* Recorded data:
⟨

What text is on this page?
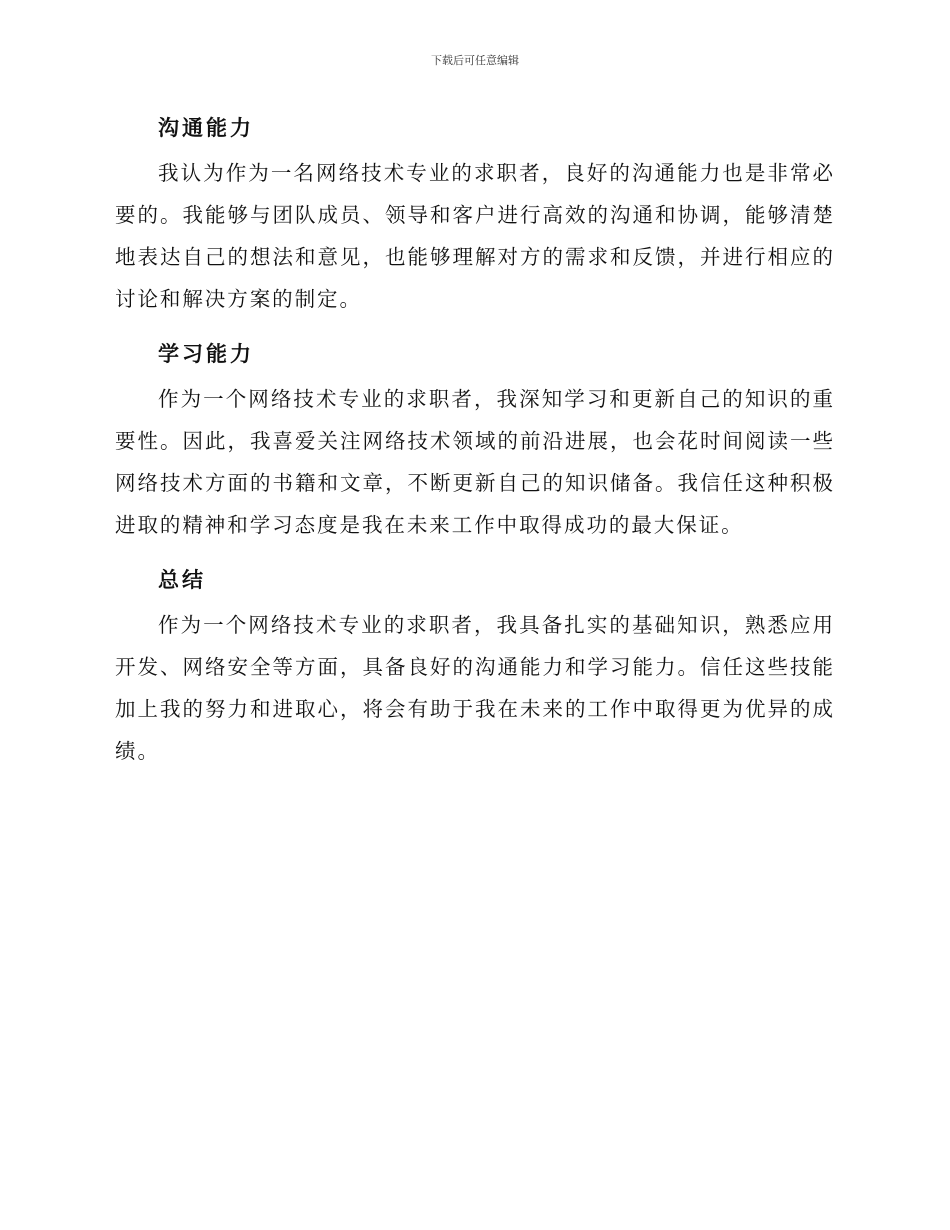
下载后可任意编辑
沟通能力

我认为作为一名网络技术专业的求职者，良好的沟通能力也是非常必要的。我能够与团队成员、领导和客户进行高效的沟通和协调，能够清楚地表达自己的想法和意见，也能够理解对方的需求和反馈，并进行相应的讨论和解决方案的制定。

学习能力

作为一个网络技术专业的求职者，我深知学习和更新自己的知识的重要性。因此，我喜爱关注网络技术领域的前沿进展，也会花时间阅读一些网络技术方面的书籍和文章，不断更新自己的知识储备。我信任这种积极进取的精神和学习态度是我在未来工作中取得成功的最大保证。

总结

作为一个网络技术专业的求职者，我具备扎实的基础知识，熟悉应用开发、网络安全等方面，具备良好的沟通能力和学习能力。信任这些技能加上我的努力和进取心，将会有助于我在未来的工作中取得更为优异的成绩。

⟩

* Direction: Filter the entries and copy out every line with the word "作为一个网络技术专业的求职者".

* Exercise output:
作为一个网络技术专业的求职者，我深知学习和更新自己的知识的重要性。因此，我喜爱关注网络技术领域的前沿进展，也会花时间阅读一些网络技术方面的书籍和文章，不断更新自己的知识储备。我信任这种积极进取的精神和学习态度是我在未来工作中取得成功的最大保证。
作为一个网络技术专业的求职者，我具备扎实的基础知识，熟悉应用开发、网络安全等方面，具备良好的沟通能力和学习能力。信任这些技能加上我的努力和进取心，将会有助于我在未来的工作中取得更为优异的成绩。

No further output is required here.